Items from a figure collection
************
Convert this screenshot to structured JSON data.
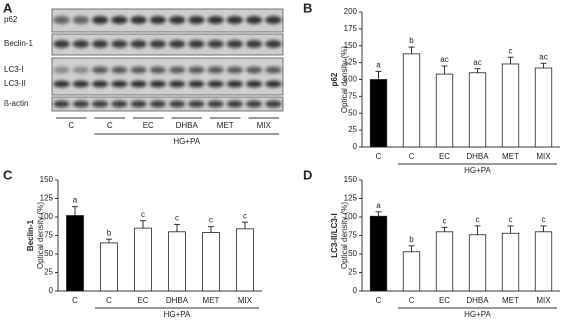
{
  "blot": {
    "panel": "A",
    "rows": [
      "p62",
      "Beclin-1",
      "LC3-I",
      "LC3-II",
      "ß-actin"
    ],
    "lanes": [
      "C",
      "C",
      "EC",
      "DHBA",
      "MET",
      "MIX"
    ],
    "group_label": "HG+PA"
  },
  "chart_data": [
    {
      "type": "bar",
      "panel": "B",
      "ylabel": [
        "p62",
        "Optical density (%)"
      ],
      "categories": [
        "C",
        "C",
        "EC",
        "DHBA",
        "MET",
        "MIX"
      ],
      "values": [
        100,
        138,
        108,
        110,
        123,
        117
      ],
      "errors": [
        12,
        10,
        12,
        6,
        10,
        7
      ],
      "annotations": [
        "a",
        "b",
        "ac",
        "ac",
        "c",
        "ac"
      ],
      "colors": [
        "#000000",
        "#ffffff",
        "#ffffff",
        "#ffffff",
        "#ffffff",
        "#ffffff"
      ],
      "group_label": "HG+PA",
      "ylim": [
        0,
        200
      ],
      "yticks": [
        0,
        25,
        50,
        75,
        100,
        125,
        150,
        175,
        200
      ]
    },
    {
      "type": "bar",
      "panel": "C",
      "ylabel": [
        "Beclin-1",
        "Optical density (%)"
      ],
      "categories": [
        "C",
        "C",
        "EC",
        "DHBA",
        "MET",
        "MIX"
      ],
      "values": [
        102,
        65,
        85,
        80,
        79,
        84
      ],
      "errors": [
        12,
        5,
        10,
        10,
        8,
        9
      ],
      "annotations": [
        "a",
        "b",
        "c",
        "c",
        "c",
        "c"
      ],
      "colors": [
        "#000000",
        "#ffffff",
        "#ffffff",
        "#ffffff",
        "#ffffff",
        "#ffffff"
      ],
      "group_label": "HG+PA",
      "ylim": [
        0,
        150
      ],
      "yticks": [
        0,
        25,
        50,
        75,
        100,
        125,
        150
      ]
    },
    {
      "type": "bar",
      "panel": "D",
      "ylabel": [
        "LC3-II/LC3-I",
        "Optical density (%)"
      ],
      "categories": [
        "C",
        "C",
        "EC",
        "DHBA",
        "MET",
        "MIX"
      ],
      "values": [
        101,
        53,
        80,
        76,
        78,
        80
      ],
      "errors": [
        6,
        8,
        6,
        12,
        10,
        8
      ],
      "annotations": [
        "a",
        "b",
        "c",
        "c",
        "c",
        "c"
      ],
      "colors": [
        "#000000",
        "#ffffff",
        "#ffffff",
        "#ffffff",
        "#ffffff",
        "#ffffff"
      ],
      "group_label": "HG+PA",
      "ylim": [
        0,
        150
      ],
      "yticks": [
        0,
        25,
        50,
        75,
        100,
        125,
        150
      ]
    }
  ]
}
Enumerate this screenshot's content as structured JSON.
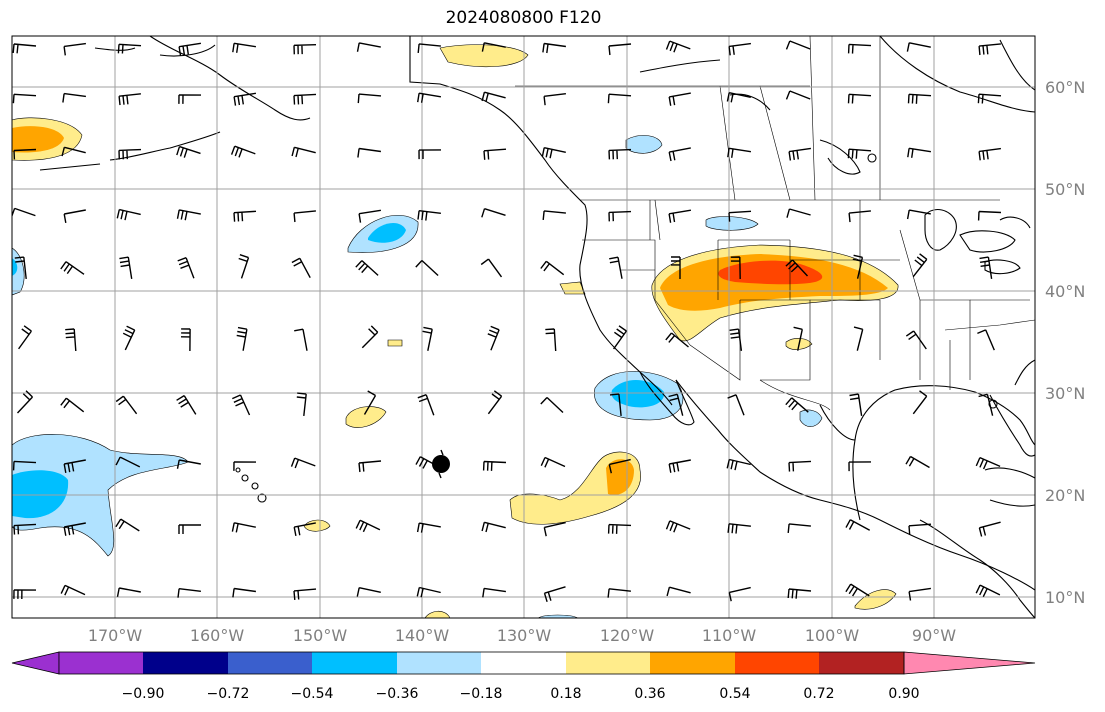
{
  "title": "2024080800 F120",
  "map": {
    "lat_labels": [
      "60°N",
      "50°N",
      "40°N",
      "30°N",
      "20°N",
      "10°N"
    ],
    "lon_labels": [
      "170°W",
      "160°W",
      "150°W",
      "140°W",
      "130°W",
      "120°W",
      "110°W",
      "100°W",
      "90°W"
    ]
  },
  "colorbar": {
    "ticks": [
      "−0.90",
      "−0.72",
      "−0.54",
      "−0.36",
      "−0.18",
      "0.18",
      "0.36",
      "0.54",
      "0.72",
      "0.90"
    ],
    "colors": [
      "#9b30d0",
      "#00008b",
      "#3a5fcd",
      "#00bfff",
      "#b0e2ff",
      "#ffffff",
      "#ffec8b",
      "#ffa500",
      "#ff4500",
      "#b22222",
      "#ff88b0"
    ]
  },
  "fill_colors": {
    "light_blue": "#b0e2ff",
    "blue": "#00bfff",
    "yellow": "#ffec8b",
    "orange": "#ffa500",
    "red_orange": "#ff4500"
  }
}
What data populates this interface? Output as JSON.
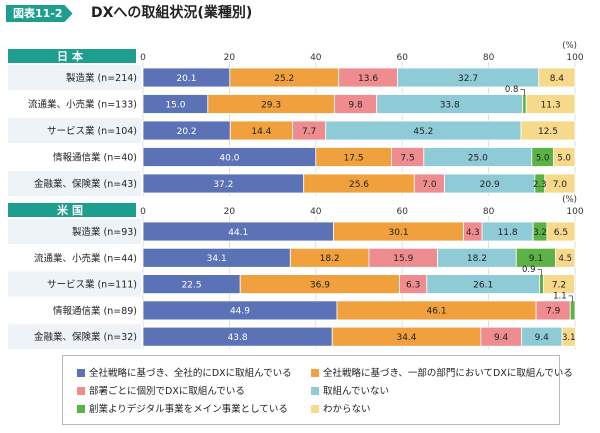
************
→ Exercise instructions: Leave out the pictures and transcribe everything else exactly.

→ Solution to this task:
Convert this screenshot to structured JSON data.
{
  "blot": {
    "panel": "A",
    "rows": [
      "p62",
      "Beclin-1",
      "LC3-I",
      "LC3-II",
      "ß-actin"
    ],
    "lanes": [
      "C",
      "C",
      "EC",
      "DHBA",
      "MET",
      "MIX"
    ],
    "group_label": "HG+PA"
  },
  "chart_data": [
    {
      "type": "bar",
      "panel": "B",
      "ylabel": [
        "p62",
        "Optical density (%)"
      ],
      "categories": [
        "C",
        "C",
        "EC",
        "DHBA",
        "MET",
        "MIX"
      ],
      "values": [
        100,
        138,
        108,
        110,
        123,
        117
      ],
      "errors": [
        12,
        10,
        12,
        6,
        10,
        7
      ],
      "annotations": [
        "a",
        "b",
        "ac",
        "ac",
        "c",
        "ac"
      ],
      "colors": [
        "#000000",
        "#ffffff",
        "#ffffff",
        "#ffffff",
        "#ffffff",
        "#ffffff"
      ],
      "group_label": "HG+PA",
      "ylim": [
        0,
        200
      ],
      "yticks": [
        0,
        25,
        50,
        75,
        100,
        125,
        150,
        175,
        200
      ]
    },
    {
      "type": "bar",
      "panel": "C",
      "ylabel": [
        "Beclin-1",
        "Optical density (%)"
      ],
      "categories": [
        "C",
        "C",
        "EC",
        "DHBA",
        "MET",
        "MIX"
      ],
      "values": [
        102,
        65,
        85,
        80,
        79,
        84
      ],
      "errors": [
        12,
        5,
        10,
        10,
        8,
        9
      ],
      "annotations": [
        "a",
        "b",
        "c",
        "c",
        "c",
        "c"
      ],
      "colors": [
        "#000000",
        "#ffffff",
        "#ffffff",
        "#ffffff",
        "#ffffff",
        "#ffffff"
      ],
      "group_label": "HG+PA",
      "ylim": [
        0,
        150
      ],
      "yticks": [
        0,
        25,
        50,
        75,
        100,
        125,
        150
      ]
    },
    {
      "type": "bar",
      "panel": "D",
      "ylabel": [
        "LC3-II/LC3-I",
        "Optical density (%)"
      ],
      "categories": [
        "C",
        "C",
        "EC",
        "DHBA",
        "MET",
        "MIX"
      ],
      "values": [
        101,
        53,
        80,
        76,
        78,
        80
      ],
      "errors": [
        6,
        8,
        6,
        12,
        10,
        8
      ],
      "annotations": [
        "a",
        "b",
        "c",
        "c",
        "c",
        "c"
      ],
      "colors": [
        "#000000",
        "#ffffff",
        "#ffffff",
        "#ffffff",
        "#ffffff",
        "#ffffff"
      ],
      "group_label": "HG+PA",
      "ylim": [
        0,
        150
      ],
      "yticks": [
        0,
        25,
        50,
        75,
        100,
        125,
        150
      ]
    }
  ]
}
Enumerate this screenshot's content as structured JSON.
{
  "title": "2024080800 F120",
  "map": {
    "lat_labels": [
      "60°N",
      "50°N",
      "40°N",
      "30°N",
      "20°N",
      "10°N"
    ],
    "lon_labels": [
      "170°W",
      "160°W",
      "150°W",
      "140°W",
      "130°W",
      "120°W",
      "110°W",
      "100°W",
      "90°W"
    ]
  },
  "colorbar": {
    "ticks": [
      "−0.90",
      "−0.72",
      "−0.54",
      "−0.36",
      "−0.18",
      "0.18",
      "0.36",
      "0.54",
      "0.72",
      "0.90"
    ],
    "colors": [
      "#9b30d0",
      "#00008b",
      "#3a5fcd",
      "#00bfff",
      "#b0e2ff",
      "#ffffff",
      "#ffec8b",
      "#ffa500",
      "#ff4500",
      "#b22222",
      "#ff88b0"
    ]
  },
  "fill_colors": {
    "light_blue": "#b0e2ff",
    "blue": "#00bfff",
    "yellow": "#ffec8b",
    "orange": "#ffa500",
    "red_orange": "#ff4500"
  }
}
What data populates this interface? Output as JSON.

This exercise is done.